**Stored dataset items**
· · · · ·

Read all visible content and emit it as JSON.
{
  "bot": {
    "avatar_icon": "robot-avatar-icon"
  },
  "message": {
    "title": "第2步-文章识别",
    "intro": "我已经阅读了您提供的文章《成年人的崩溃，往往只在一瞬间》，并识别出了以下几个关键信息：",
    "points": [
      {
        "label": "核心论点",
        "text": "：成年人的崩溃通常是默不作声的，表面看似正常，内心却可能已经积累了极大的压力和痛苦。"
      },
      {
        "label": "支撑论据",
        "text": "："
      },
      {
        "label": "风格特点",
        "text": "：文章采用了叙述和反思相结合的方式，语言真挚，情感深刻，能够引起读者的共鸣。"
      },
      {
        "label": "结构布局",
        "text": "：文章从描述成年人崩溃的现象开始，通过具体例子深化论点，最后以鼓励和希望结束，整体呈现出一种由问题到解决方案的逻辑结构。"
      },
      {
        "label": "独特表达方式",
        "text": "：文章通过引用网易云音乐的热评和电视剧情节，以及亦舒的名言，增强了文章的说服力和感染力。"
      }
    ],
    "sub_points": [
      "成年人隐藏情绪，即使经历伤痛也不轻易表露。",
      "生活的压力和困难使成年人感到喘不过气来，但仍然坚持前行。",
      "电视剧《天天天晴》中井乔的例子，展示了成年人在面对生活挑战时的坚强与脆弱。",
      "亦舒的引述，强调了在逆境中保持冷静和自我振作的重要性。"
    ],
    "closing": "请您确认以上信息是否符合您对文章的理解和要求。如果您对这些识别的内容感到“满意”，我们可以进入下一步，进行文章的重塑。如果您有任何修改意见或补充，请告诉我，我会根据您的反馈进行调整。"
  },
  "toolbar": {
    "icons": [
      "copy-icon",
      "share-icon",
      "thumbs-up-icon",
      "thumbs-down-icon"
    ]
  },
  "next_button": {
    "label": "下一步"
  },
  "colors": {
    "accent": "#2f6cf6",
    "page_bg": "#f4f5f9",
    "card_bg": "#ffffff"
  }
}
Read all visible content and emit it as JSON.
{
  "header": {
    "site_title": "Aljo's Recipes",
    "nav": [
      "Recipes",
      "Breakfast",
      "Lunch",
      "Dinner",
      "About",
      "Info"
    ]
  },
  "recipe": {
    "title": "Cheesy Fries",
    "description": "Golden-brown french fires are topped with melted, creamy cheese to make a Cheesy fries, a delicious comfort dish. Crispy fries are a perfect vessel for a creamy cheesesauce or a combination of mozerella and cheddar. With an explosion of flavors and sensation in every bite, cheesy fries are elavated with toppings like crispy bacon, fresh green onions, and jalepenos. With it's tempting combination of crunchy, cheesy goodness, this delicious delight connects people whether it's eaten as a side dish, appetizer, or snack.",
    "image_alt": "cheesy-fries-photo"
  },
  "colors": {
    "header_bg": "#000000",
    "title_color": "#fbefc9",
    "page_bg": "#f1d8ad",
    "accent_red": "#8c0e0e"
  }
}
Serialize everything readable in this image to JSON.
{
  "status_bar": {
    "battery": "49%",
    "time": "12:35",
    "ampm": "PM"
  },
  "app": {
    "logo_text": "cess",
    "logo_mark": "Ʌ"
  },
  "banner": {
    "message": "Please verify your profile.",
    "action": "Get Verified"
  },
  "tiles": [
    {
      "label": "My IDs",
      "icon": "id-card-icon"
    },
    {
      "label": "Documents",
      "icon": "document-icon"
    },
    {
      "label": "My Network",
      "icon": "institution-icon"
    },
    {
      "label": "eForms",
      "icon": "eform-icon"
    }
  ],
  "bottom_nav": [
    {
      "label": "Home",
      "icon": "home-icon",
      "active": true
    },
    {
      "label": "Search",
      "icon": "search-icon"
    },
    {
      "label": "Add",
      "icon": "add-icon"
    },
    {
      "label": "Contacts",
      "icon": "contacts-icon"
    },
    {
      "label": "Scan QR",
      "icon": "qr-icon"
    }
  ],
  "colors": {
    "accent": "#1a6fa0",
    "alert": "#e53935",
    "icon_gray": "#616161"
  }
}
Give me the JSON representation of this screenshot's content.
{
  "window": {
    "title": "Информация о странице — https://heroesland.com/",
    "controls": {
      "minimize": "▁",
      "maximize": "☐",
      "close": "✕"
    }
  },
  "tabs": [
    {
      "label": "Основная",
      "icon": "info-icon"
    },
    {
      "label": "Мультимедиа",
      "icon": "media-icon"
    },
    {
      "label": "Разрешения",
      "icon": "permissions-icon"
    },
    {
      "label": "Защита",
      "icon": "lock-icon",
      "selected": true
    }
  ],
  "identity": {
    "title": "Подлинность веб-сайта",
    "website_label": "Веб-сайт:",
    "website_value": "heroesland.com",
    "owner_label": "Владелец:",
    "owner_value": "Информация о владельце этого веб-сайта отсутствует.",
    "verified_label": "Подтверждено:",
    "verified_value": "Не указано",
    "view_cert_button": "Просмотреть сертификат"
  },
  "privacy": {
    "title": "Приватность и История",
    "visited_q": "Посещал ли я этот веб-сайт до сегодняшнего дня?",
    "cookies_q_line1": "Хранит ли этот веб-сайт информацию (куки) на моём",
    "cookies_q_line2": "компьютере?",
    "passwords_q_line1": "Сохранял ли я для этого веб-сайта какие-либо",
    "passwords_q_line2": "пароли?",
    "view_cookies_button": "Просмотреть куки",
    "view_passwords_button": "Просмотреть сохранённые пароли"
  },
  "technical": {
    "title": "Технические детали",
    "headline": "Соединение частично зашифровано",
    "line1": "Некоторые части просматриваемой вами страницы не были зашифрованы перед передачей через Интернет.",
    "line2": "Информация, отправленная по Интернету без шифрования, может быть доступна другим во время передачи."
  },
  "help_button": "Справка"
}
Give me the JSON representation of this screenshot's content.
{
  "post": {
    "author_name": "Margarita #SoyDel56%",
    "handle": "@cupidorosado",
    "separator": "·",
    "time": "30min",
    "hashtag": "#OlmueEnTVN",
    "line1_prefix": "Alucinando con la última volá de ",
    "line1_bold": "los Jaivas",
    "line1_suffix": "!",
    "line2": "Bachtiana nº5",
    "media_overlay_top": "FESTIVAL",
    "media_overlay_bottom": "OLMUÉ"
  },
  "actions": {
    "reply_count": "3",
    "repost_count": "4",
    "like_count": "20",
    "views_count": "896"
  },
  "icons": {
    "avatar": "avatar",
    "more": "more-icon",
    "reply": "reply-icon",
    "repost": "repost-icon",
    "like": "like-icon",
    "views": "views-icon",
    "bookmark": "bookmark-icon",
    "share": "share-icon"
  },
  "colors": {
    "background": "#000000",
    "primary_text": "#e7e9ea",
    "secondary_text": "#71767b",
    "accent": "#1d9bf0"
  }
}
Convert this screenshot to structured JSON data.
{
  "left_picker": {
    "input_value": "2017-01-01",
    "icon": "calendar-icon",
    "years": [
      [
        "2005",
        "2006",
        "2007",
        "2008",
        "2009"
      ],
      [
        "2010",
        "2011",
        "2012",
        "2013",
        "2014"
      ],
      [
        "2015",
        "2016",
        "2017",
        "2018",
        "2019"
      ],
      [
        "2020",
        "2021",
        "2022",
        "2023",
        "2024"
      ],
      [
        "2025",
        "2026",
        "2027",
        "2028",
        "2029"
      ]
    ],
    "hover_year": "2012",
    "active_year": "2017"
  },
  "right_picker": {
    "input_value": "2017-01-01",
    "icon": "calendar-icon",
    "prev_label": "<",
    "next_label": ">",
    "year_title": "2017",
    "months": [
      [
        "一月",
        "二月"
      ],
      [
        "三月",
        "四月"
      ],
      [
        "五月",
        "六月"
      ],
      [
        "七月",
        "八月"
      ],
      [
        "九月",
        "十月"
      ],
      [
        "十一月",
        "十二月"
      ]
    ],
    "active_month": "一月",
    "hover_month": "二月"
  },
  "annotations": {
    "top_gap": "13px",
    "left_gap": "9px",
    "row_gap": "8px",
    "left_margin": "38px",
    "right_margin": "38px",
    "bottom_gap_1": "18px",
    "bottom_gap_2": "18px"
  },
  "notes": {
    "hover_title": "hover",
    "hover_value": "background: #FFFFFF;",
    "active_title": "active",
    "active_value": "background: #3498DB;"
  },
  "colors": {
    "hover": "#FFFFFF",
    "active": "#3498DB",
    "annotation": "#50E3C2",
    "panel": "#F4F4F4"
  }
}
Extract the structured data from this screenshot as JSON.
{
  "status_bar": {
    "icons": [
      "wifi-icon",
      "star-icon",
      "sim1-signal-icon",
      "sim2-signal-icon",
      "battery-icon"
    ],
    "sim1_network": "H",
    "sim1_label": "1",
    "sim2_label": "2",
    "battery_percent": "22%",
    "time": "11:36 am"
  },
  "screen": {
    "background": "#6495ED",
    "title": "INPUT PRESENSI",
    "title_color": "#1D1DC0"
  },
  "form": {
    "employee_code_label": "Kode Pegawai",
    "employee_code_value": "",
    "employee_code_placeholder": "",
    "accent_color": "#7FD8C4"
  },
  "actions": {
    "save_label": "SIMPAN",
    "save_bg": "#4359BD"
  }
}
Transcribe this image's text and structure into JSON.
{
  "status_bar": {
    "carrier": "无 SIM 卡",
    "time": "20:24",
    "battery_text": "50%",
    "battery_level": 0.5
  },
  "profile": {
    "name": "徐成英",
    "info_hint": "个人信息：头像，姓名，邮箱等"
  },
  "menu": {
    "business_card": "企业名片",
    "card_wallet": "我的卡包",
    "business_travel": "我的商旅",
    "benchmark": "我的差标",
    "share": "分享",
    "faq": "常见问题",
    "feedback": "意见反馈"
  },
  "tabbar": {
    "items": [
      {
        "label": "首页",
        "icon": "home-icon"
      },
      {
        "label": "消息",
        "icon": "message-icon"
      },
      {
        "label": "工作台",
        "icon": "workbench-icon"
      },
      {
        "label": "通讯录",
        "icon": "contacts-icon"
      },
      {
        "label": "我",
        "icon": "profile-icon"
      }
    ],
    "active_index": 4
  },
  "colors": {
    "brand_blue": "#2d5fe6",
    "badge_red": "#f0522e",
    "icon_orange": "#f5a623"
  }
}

· · · · ·

**Objective**
In the listing above, find the line with "Extract the structured" and set down that line and all after it exactly, through the final line.

**Solution for this task**
Extract the structured data from this screenshot as JSON.
{
  "status_bar": {
    "icons": [
      "wifi-icon",
      "star-icon",
      "sim1-signal-icon",
      "sim2-signal-icon",
      "battery-icon"
    ],
    "sim1_network": "H",
    "sim1_label": "1",
    "sim2_label": "2",
    "battery_percent": "22%",
    "time": "11:36 am"
  },
  "screen": {
    "background": "#6495ED",
    "title": "INPUT PRESENSI",
    "title_color": "#1D1DC0"
  },
  "form": {
    "employee_code_label": "Kode Pegawai",
    "employee_code_value": "",
    "employee_code_placeholder": "",
    "accent_color": "#7FD8C4"
  },
  "actions": {
    "save_label": "SIMPAN",
    "save_bg": "#4359BD"
  }
}
Transcribe this image's text and structure into JSON.
{
  "status_bar": {
    "carrier": "无 SIM 卡",
    "time": "20:24",
    "battery_text": "50%",
    "battery_level": 0.5
  },
  "profile": {
    "name": "徐成英",
    "info_hint": "个人信息：头像，姓名，邮箱等"
  },
  "menu": {
    "business_card": "企业名片",
    "card_wallet": "我的卡包",
    "business_travel": "我的商旅",
    "benchmark": "我的差标",
    "share": "分享",
    "faq": "常见问题",
    "feedback": "意见反馈"
  },
  "tabbar": {
    "items": [
      {
        "label": "首页",
        "icon": "home-icon"
      },
      {
        "label": "消息",
        "icon": "message-icon"
      },
      {
        "label": "工作台",
        "icon": "workbench-icon"
      },
      {
        "label": "通讯录",
        "icon": "contacts-icon"
      },
      {
        "label": "我",
        "icon": "profile-icon"
      }
    ],
    "active_index": 4
  },
  "colors": {
    "brand_blue": "#2d5fe6",
    "badge_red": "#f0522e",
    "icon_orange": "#f5a623"
  }
}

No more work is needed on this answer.